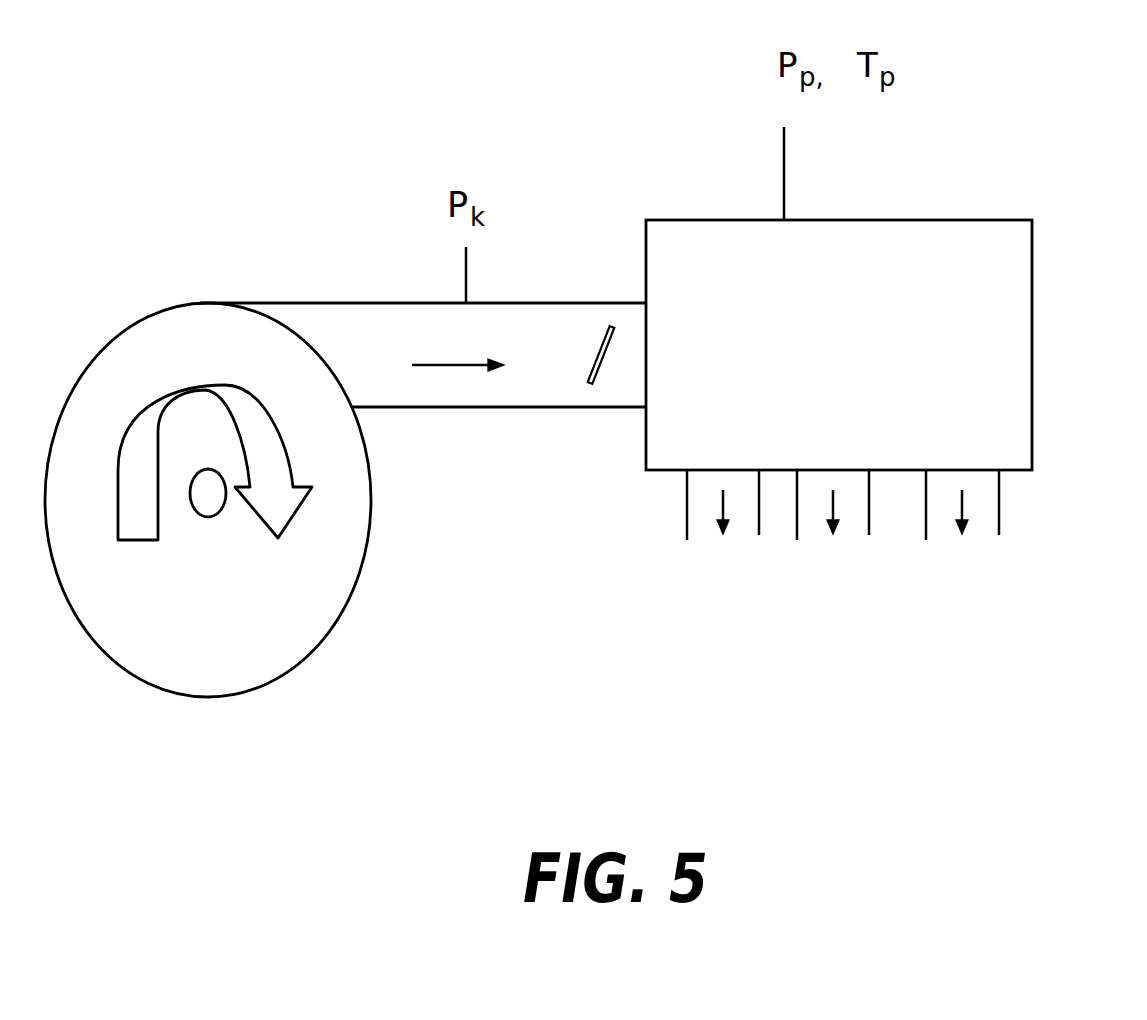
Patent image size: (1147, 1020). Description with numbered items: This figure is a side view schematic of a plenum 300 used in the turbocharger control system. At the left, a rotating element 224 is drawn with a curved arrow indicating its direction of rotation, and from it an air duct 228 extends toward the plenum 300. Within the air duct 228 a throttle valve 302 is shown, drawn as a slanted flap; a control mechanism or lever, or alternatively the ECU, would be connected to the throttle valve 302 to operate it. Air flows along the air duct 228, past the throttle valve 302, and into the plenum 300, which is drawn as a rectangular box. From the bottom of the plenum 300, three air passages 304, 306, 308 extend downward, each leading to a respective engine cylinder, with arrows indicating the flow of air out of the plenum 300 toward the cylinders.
------
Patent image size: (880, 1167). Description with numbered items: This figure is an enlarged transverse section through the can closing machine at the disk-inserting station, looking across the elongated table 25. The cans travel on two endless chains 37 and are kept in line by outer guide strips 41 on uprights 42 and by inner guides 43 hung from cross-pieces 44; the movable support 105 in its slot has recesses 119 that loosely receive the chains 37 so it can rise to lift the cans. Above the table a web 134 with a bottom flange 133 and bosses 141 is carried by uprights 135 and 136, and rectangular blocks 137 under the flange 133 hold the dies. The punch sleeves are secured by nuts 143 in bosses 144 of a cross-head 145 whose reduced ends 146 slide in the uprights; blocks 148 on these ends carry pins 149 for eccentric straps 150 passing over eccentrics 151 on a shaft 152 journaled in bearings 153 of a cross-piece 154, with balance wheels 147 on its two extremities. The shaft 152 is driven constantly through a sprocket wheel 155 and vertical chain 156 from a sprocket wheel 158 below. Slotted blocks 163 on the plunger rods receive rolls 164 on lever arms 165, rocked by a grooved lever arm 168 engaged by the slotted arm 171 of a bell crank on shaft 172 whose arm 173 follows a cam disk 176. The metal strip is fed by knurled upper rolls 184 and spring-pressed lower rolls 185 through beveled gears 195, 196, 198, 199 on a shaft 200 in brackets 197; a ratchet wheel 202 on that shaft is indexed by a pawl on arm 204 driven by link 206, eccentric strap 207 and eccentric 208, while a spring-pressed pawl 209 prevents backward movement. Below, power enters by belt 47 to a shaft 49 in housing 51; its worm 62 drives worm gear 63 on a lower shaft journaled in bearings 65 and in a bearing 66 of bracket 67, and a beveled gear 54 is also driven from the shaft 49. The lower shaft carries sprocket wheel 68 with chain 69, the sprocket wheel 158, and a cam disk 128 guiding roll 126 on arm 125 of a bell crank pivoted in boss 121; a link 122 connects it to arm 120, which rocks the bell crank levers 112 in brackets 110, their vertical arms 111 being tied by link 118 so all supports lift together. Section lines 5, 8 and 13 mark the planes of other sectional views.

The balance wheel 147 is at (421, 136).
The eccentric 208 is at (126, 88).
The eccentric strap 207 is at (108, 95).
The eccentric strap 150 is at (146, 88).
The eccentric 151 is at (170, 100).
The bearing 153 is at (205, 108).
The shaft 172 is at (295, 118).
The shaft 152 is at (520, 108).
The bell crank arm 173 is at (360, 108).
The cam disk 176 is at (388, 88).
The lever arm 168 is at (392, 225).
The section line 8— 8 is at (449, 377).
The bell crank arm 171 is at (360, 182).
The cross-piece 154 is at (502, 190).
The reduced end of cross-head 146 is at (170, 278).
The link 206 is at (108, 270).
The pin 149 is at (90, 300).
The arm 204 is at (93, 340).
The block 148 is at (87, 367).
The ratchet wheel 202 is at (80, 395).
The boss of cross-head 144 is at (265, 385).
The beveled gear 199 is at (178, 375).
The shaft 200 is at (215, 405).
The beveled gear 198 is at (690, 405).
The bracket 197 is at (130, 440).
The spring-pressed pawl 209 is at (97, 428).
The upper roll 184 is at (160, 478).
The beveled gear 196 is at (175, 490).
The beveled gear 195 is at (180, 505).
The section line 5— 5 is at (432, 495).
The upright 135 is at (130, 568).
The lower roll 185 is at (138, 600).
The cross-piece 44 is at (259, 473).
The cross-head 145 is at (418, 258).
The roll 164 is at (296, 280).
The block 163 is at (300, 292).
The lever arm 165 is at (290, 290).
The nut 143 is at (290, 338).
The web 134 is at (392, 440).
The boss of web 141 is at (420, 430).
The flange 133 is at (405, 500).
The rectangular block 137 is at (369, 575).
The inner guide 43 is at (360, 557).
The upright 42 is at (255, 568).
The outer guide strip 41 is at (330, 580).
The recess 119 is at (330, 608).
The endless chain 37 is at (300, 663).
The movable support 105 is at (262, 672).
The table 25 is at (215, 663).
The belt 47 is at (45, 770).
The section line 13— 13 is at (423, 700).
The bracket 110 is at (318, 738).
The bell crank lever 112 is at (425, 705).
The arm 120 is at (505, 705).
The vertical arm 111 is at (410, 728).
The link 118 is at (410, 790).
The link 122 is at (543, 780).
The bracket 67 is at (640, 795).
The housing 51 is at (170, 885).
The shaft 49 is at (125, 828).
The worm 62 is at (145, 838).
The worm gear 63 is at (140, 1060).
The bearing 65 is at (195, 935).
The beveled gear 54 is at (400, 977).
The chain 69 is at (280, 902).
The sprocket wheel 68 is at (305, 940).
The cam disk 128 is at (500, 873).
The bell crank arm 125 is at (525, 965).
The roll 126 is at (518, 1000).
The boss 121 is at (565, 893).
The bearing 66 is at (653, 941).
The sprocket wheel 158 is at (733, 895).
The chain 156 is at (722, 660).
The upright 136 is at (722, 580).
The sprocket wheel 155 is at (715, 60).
------
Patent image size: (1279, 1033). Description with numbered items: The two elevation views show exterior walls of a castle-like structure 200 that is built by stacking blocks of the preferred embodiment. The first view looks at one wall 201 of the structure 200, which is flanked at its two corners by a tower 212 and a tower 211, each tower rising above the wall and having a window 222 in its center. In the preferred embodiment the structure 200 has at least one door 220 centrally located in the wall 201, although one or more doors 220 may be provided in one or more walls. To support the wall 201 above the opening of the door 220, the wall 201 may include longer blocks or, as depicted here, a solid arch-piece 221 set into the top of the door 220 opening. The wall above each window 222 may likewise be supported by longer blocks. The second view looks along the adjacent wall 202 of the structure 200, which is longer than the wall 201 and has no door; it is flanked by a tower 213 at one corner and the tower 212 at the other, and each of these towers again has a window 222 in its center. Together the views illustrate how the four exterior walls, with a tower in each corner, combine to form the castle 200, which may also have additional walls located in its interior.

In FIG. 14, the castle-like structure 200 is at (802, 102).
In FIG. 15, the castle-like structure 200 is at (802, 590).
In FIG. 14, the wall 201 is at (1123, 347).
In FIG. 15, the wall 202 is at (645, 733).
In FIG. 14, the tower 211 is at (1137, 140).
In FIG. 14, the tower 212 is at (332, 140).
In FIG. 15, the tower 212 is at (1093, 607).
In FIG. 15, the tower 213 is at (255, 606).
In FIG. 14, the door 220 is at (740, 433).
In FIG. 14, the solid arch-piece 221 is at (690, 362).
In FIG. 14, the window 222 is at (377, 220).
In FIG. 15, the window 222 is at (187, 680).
------
## Aim of the task
Please copy the lines of the items from the one containing "Patent image size: (1279, 1033)." through the one containing "In FIG. 15, the window 222 is at (187, 680).", both ends included, without any change.

## Task response
Patent image size: (1279, 1033). Description with numbered items: The two elevation views show exterior walls of a castle-like structure 200 that is built by stacking blocks of the preferred embodiment. The first view looks at one wall 201 of the structure 200, which is flanked at its two corners by a tower 212 and a tower 211, each tower rising above the wall and having a window 222 in its center. In the preferred embodiment the structure 200 has at least one door 220 centrally located in the wall 201, although one or more doors 220 may be provided in one or more walls. To support the wall 201 above the opening of the door 220, the wall 201 may include longer blocks or, as depicted here, a solid arch-piece 221 set into the top of the door 220 opening. The wall above each window 222 may likewise be supported by longer blocks. The second view looks along the adjacent wall 202 of the structure 200, which is longer than the wall 201 and has no door; it is flanked by a tower 213 at one corner and the tower 212 at the other, and each of these towers again has a window 222 in its center. Together the views illustrate how the four exterior walls, with a tower in each corner, combine to form the castle 200, which may also have additional walls located in its interior.

In FIG. 14, the castle-like structure 200 is at (802, 102).
In FIG. 15, the castle-like structure 200 is at (802, 590).
In FIG. 14, the wall 201 is at (1123, 347).
In FIG. 15, the wall 202 is at (645, 733).
In FIG. 14, the tower 211 is at (1137, 140).
In FIG. 14, the tower 212 is at (332, 140).
In FIG. 15, the tower 212 is at (1093, 607).
In FIG. 15, the tower 213 is at (255, 606).
In FIG. 14, the door 220 is at (740, 433).
In FIG. 14, the solid arch-piece 221 is at (690, 362).
In FIG. 14, the window 222 is at (377, 220).
In FIG. 15, the window 222 is at (187, 680).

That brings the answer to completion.